### What this task involves
Keep the pictures out of the copy and print all the entries below exactly.

### Dataset entries

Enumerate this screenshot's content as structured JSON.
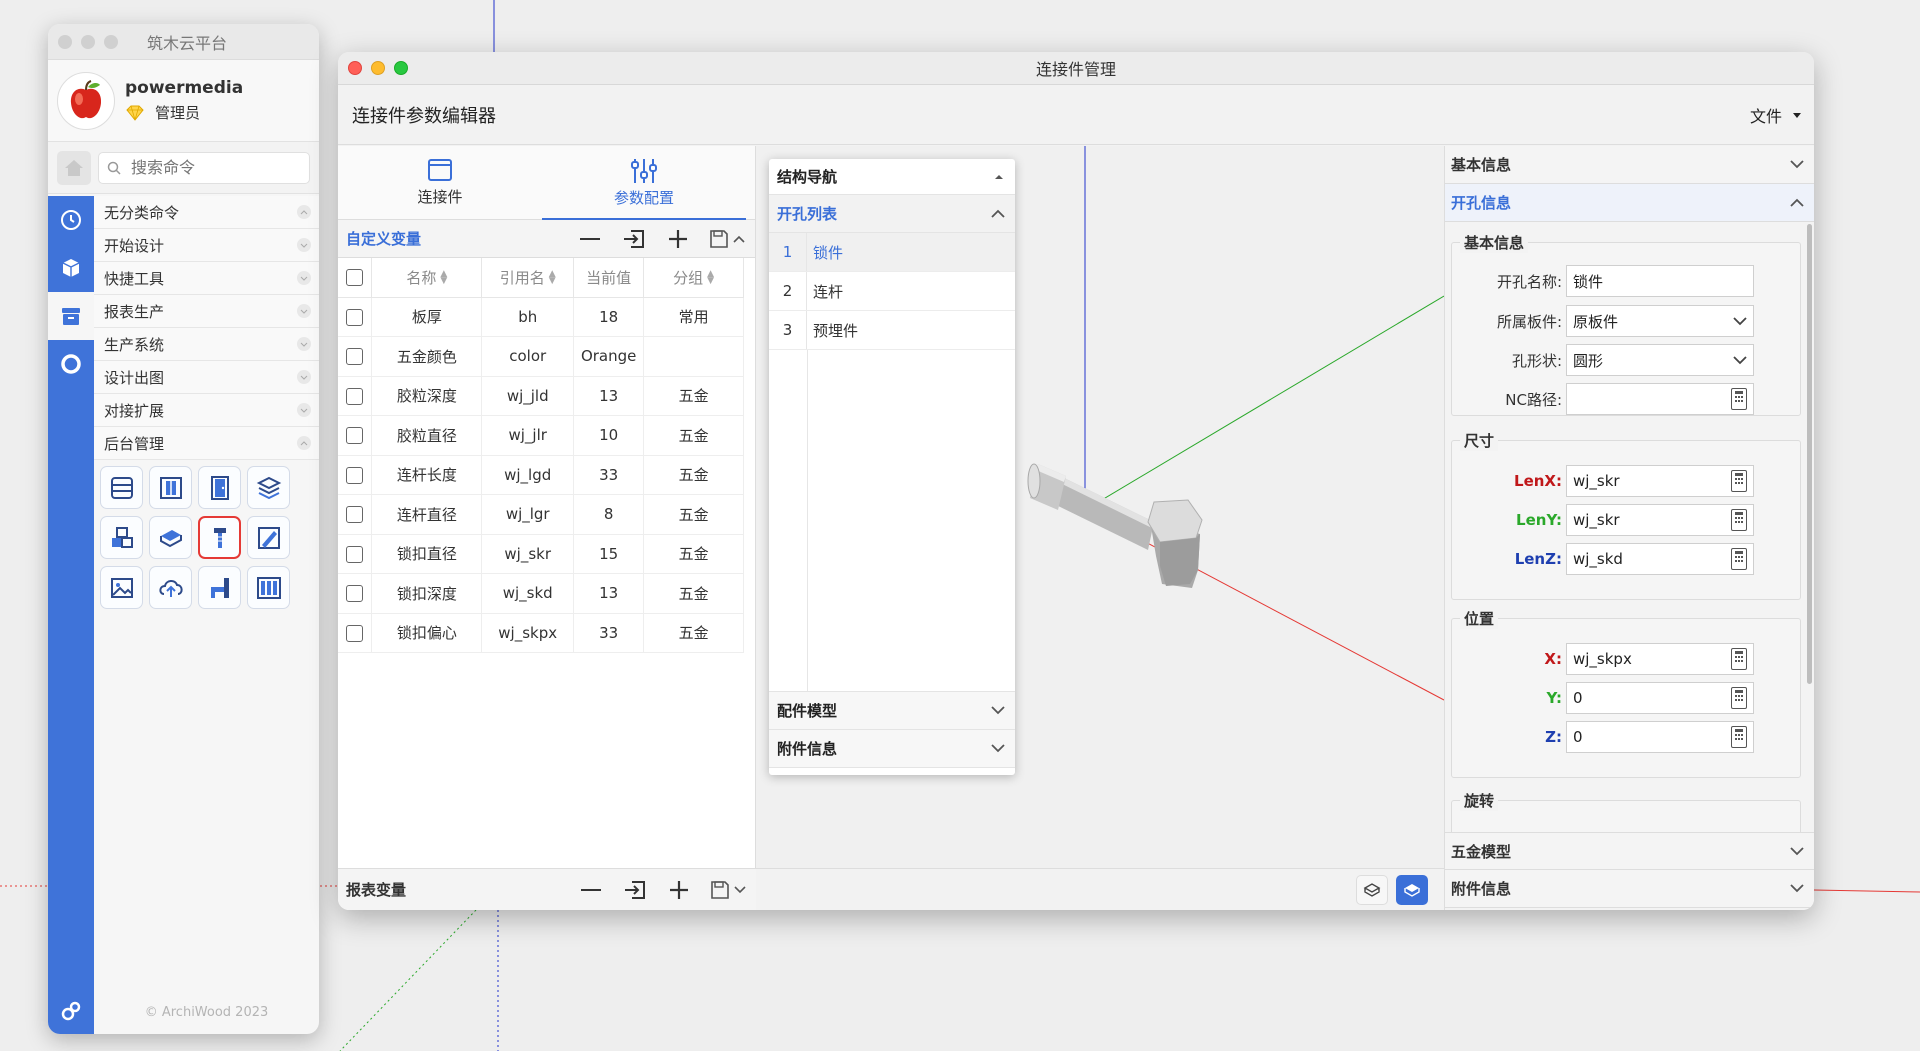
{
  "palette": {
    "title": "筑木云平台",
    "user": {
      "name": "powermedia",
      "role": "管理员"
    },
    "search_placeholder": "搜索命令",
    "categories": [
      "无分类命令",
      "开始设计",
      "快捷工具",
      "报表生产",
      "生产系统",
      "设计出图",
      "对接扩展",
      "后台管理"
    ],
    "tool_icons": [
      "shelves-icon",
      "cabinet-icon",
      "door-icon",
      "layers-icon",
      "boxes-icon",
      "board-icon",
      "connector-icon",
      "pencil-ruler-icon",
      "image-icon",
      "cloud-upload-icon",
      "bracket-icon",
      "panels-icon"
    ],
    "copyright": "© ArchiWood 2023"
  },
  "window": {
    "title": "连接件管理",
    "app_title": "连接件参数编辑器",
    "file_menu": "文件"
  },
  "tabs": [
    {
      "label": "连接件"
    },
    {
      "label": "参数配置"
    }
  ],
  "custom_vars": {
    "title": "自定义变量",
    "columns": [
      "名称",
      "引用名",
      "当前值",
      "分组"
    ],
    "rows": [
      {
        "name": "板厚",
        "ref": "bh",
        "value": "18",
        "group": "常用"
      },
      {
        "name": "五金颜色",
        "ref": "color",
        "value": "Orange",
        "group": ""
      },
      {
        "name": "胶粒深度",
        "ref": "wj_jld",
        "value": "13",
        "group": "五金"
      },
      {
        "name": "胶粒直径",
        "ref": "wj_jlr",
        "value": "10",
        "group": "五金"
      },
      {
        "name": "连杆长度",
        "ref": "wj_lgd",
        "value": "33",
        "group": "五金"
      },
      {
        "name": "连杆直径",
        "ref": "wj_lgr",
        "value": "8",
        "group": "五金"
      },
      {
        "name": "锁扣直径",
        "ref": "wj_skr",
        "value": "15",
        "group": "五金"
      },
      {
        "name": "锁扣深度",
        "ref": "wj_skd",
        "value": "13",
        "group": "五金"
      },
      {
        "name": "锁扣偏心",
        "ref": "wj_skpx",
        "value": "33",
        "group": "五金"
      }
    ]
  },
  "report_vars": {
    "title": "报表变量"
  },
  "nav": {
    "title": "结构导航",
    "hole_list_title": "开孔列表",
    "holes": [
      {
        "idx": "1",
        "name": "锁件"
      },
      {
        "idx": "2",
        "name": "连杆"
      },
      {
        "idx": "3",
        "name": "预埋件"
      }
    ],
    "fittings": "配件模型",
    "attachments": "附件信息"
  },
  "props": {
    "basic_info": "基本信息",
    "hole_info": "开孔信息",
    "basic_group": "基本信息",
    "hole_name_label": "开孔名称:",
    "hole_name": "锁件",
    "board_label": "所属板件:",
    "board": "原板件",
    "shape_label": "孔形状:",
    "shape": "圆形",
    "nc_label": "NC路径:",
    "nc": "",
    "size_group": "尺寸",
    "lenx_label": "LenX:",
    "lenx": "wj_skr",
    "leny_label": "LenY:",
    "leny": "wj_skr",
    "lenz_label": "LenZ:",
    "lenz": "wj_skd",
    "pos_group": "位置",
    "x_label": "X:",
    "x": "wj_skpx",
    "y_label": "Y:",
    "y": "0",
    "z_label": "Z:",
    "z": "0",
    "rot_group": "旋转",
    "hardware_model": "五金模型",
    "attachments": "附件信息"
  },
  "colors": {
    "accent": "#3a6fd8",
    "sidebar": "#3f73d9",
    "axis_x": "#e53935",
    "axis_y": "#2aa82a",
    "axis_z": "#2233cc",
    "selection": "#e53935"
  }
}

### Result below
Enumerate this screenshot's content as structured JSON.
{
  "palette": {
    "title": "筑木云平台",
    "user": {
      "name": "powermedia",
      "role": "管理员"
    },
    "search_placeholder": "搜索命令",
    "categories": [
      "无分类命令",
      "开始设计",
      "快捷工具",
      "报表生产",
      "生产系统",
      "设计出图",
      "对接扩展",
      "后台管理"
    ],
    "tool_icons": [
      "shelves-icon",
      "cabinet-icon",
      "door-icon",
      "layers-icon",
      "boxes-icon",
      "board-icon",
      "connector-icon",
      "pencil-ruler-icon",
      "image-icon",
      "cloud-upload-icon",
      "bracket-icon",
      "panels-icon"
    ],
    "copyright": "© ArchiWood 2023"
  },
  "window": {
    "title": "连接件管理",
    "app_title": "连接件参数编辑器",
    "file_menu": "文件"
  },
  "tabs": [
    {
      "label": "连接件"
    },
    {
      "label": "参数配置"
    }
  ],
  "custom_vars": {
    "title": "自定义变量",
    "columns": [
      "名称",
      "引用名",
      "当前值",
      "分组"
    ],
    "rows": [
      {
        "name": "板厚",
        "ref": "bh",
        "value": "18",
        "group": "常用"
      },
      {
        "name": "五金颜色",
        "ref": "color",
        "value": "Orange",
        "group": ""
      },
      {
        "name": "胶粒深度",
        "ref": "wj_jld",
        "value": "13",
        "group": "五金"
      },
      {
        "name": "胶粒直径",
        "ref": "wj_jlr",
        "value": "10",
        "group": "五金"
      },
      {
        "name": "连杆长度",
        "ref": "wj_lgd",
        "value": "33",
        "group": "五金"
      },
      {
        "name": "连杆直径",
        "ref": "wj_lgr",
        "value": "8",
        "group": "五金"
      },
      {
        "name": "锁扣直径",
        "ref": "wj_skr",
        "value": "15",
        "group": "五金"
      },
      {
        "name": "锁扣深度",
        "ref": "wj_skd",
        "value": "13",
        "group": "五金"
      },
      {
        "name": "锁扣偏心",
        "ref": "wj_skpx",
        "value": "33",
        "group": "五金"
      }
    ]
  },
  "report_vars": {
    "title": "报表变量"
  },
  "nav": {
    "title": "结构导航",
    "hole_list_title": "开孔列表",
    "holes": [
      {
        "idx": "1",
        "name": "锁件"
      },
      {
        "idx": "2",
        "name": "连杆"
      },
      {
        "idx": "3",
        "name": "预埋件"
      }
    ],
    "fittings": "配件模型",
    "attachments": "附件信息"
  },
  "props": {
    "basic_info": "基本信息",
    "hole_info": "开孔信息",
    "basic_group": "基本信息",
    "hole_name_label": "开孔名称:",
    "hole_name": "锁件",
    "board_label": "所属板件:",
    "board": "原板件",
    "shape_label": "孔形状:",
    "shape": "圆形",
    "nc_label": "NC路径:",
    "nc": "",
    "size_group": "尺寸",
    "lenx_label": "LenX:",
    "lenx": "wj_skr",
    "leny_label": "LenY:",
    "leny": "wj_skr",
    "lenz_label": "LenZ:",
    "lenz": "wj_skd",
    "pos_group": "位置",
    "x_label": "X:",
    "x": "wj_skpx",
    "y_label": "Y:",
    "y": "0",
    "z_label": "Z:",
    "z": "0",
    "rot_group": "旋转",
    "hardware_model": "五金模型",
    "attachments": "附件信息"
  },
  "colors": {
    "accent": "#3a6fd8",
    "sidebar": "#3f73d9",
    "axis_x": "#e53935",
    "axis_y": "#2aa82a",
    "axis_z": "#2233cc",
    "selection": "#e53935"
  }
}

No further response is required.